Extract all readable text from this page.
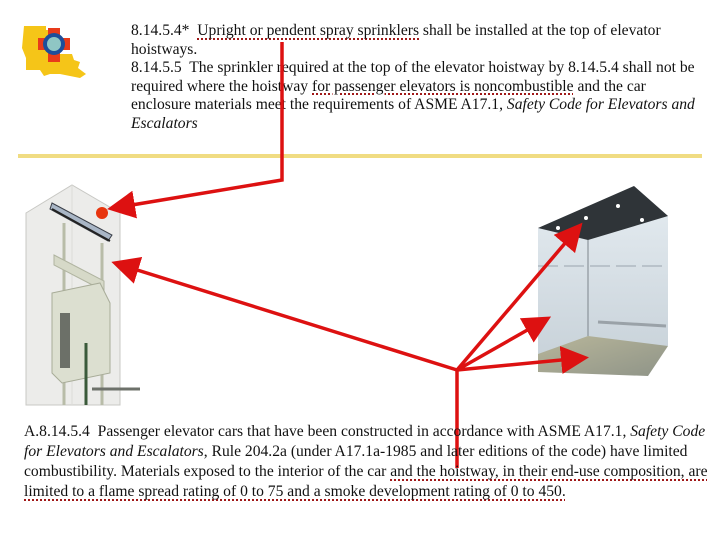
8.14.5.4* Upright or pendent spray sprinklers shall be installed at the top of elevator hoistways.

8.14.5.5 The sprinkler required at the top of the elevator hoistway by 8.14.5.4 shall not be required where the hoistway for passenger elevators is noncombustible and the car enclosure materials meet the requirements of ASME A17.1, Safety Code for Elevators and Escalators

A.8.14.5.4 Passenger elevator cars that have been constructed in accordance with ASME A17.1, Safety Code for Elevators and Escalators, Rule 204.2a (under A17.1a-1985 and later editions of the code) have limited combustibility. Materials exposed to the interior of the car and the hoistway, in their end-use composition, are limited to a flame spread rating of 0 to 75 and a smoke development rating of 0 to 450.
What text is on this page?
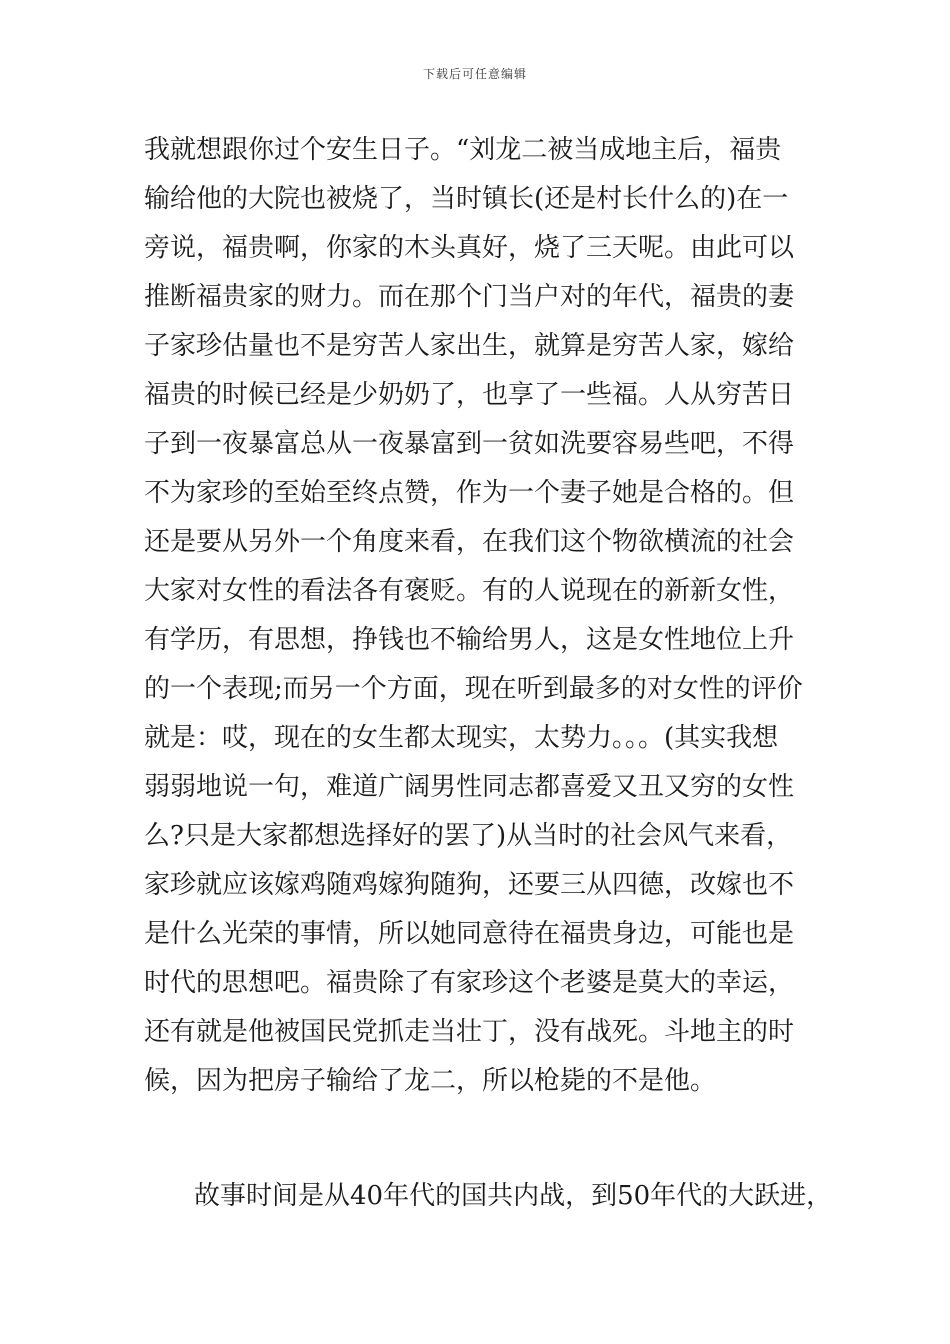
下载后可任意编辑
我就想跟你过个安生日子。“刘龙二被当成地主后，福贵
输给他的大院也被烧了，当时镇长(还是村长什么的)在一
旁说，福贵啊，你家的木头真好，烧了三天呢。由此可以
推断福贵家的财力。而在那个门当户对的年代，福贵的妻
子家珍估量也不是穷苦人家出生，就算是穷苦人家，嫁给
福贵的时候已经是少奶奶了，也享了一些福。人从穷苦日
子到一夜暴富总从一夜暴富到一贫如洗要容易些吧，不得
不为家珍的至始至终点赞，作为一个妻子她是合格的。但
还是要从另外一个角度来看，在我们这个物欲横流的社会
大家对女性的看法各有褒贬。有的人说现在的新新女性，
有学历，有思想，挣钱也不输给男人，这是女性地位上升
的一个表现;而另一个方面，现在听到最多的对女性的评价
就是：哎，现在的女生都太现实，太势力。。。(其实我想
弱弱地说一句，难道广阔男性同志都喜爱又丑又穷的女性
么?只是大家都想选择好的罢了)从当时的社会风气来看，
家珍就应该嫁鸡随鸡嫁狗随狗，还要三从四德，改嫁也不
是什么光荣的事情，所以她同意待在福贵身边，可能也是
时代的思想吧。福贵除了有家珍这个老婆是莫大的幸运，
还有就是他被国民党抓走当壮丁，没有战死。斗地主的时
候，因为把房子输给了龙二，所以枪毙的不是他。
故事时间是从40年代的国共内战，到50年代的大跃进，
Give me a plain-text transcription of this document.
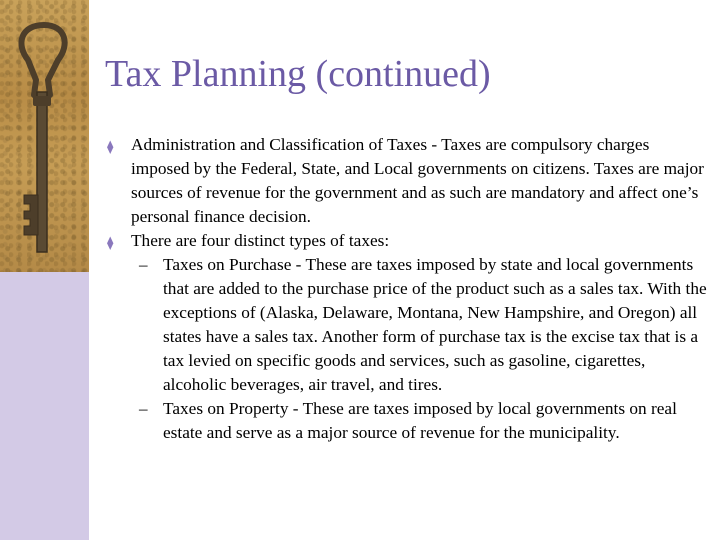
Tax Planning (continued)

⧫	Administration and Classification of Taxes - Taxes are compulsory charges imposed by the Federal, State, and Local governments on citizens. Taxes are major sources of revenue for the government and as such are mandatory and affect one’s personal finance decision.

⧫	There are four distinct types of taxes:

– Taxes on Purchase - These are taxes imposed by state and local governments that are added to the purchase price of the product such as a sales tax. With the exceptions of (Alaska, Delaware, Montana, New Hampshire, and Oregon) all states have a sales tax. Another form of purchase tax is the excise tax that is a tax levied on specific goods and services, such as gasoline, cigarettes, alcoholic beverages, air travel, and tires.

– Taxes on Property - These are taxes imposed by local governments on real estate and serve as a major source of revenue for the municipality.
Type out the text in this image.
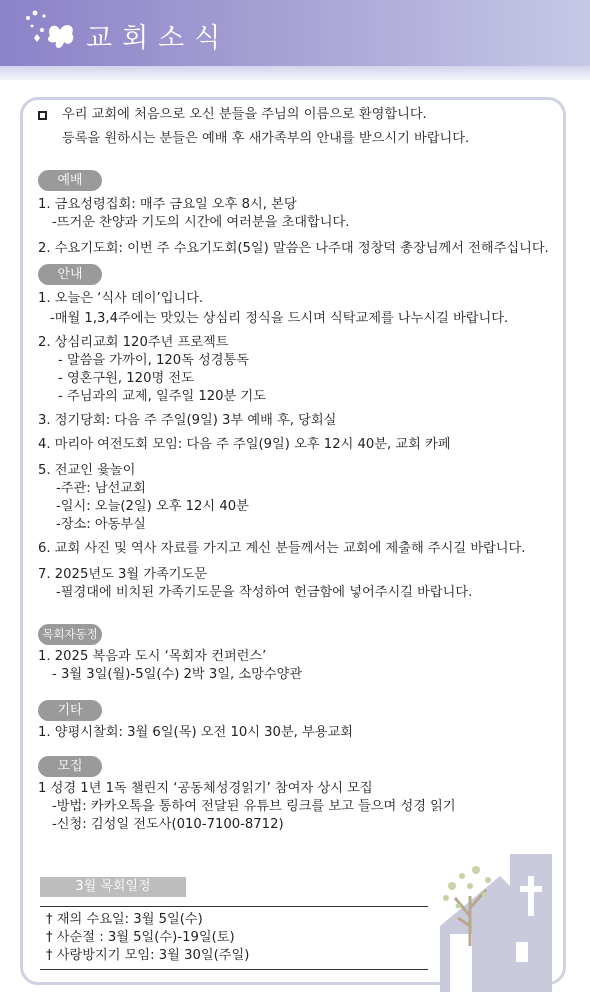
교회소식
우리 교회에 처음으로 오신 분들을 주님의 이름으로 환영합니다.
등록을 원하시는 분들은 예배 후 새가족부의 안내를 받으시기 바랍니다.
예배
1. 금요성령집회: 매주 금요일 오후 8시, 본당
-뜨거운 찬양과 기도의 시간에 여러분을 초대합니다.
2. 수요기도회: 이번 주 수요기도회(5일) 말씀은 나주대 정창덕 총장님께서 전해주십니다.
안내
1. 오늘은 ‘식사 데이’입니다.
-매월 1,3,4주에는 맛있는 상심리 정식을 드시며 식탁교제를 나누시길 바랍니다.
2. 상심리교회 120주년 프로젝트
- 말씀을 가까이, 120독 성경통독
- 영혼구원, 120명 전도
- 주님과의 교제, 일주일 120분 기도
3. 정기당회: 다음 주 주일(9일) 3부 예배 후, 당회실
4. 마리아 여전도회 모임: 다음 주 주일(9일) 오후 12시 40분, 교회 카페
5. 전교인 윷놀이
-주관: 남선교회
-일시: 오늘(2일) 오후 12시 40분
-장소: 아동부실
6. 교회 사진 및 역사 자료를 가지고 계신 분들께서는 교회에 제출해 주시길 바랍니다.
7. 2025년도 3월 가족기도문
-필경대에 비치된 가족기도문을 작성하여 헌금함에 넣어주시길 바랍니다.
목회자동정
1. 2025 복음과 도시 ‘목회자 컨퍼런스’
- 3월 3일(월)-5일(수) 2박 3일, 소망수양관
기타
1. 양평시찰회: 3월 6일(목) 오전 10시 30분, 부용교회
모집
1 성경 1년 1독 챌린지 ‘공동체성경읽기’ 참여자 상시 모집
-방법: 카카오톡을 통하여 전달된 유튜브 링크를 보고 들으며 성경 읽기
-신청: 김성일 전도사(010-7100-8712)
3월 목회일정
† 재의 수요일: 3월 5일(수)
† 사순절 : 3월 5일(수)-19일(토)
† 사랑방지기 모임: 3월 30일(주일)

◇ ◇ ◇ ◇ ◇

● **Task directions**:
Only a number is wanted: how many lines contain the word "These"?

● **Result below**:
2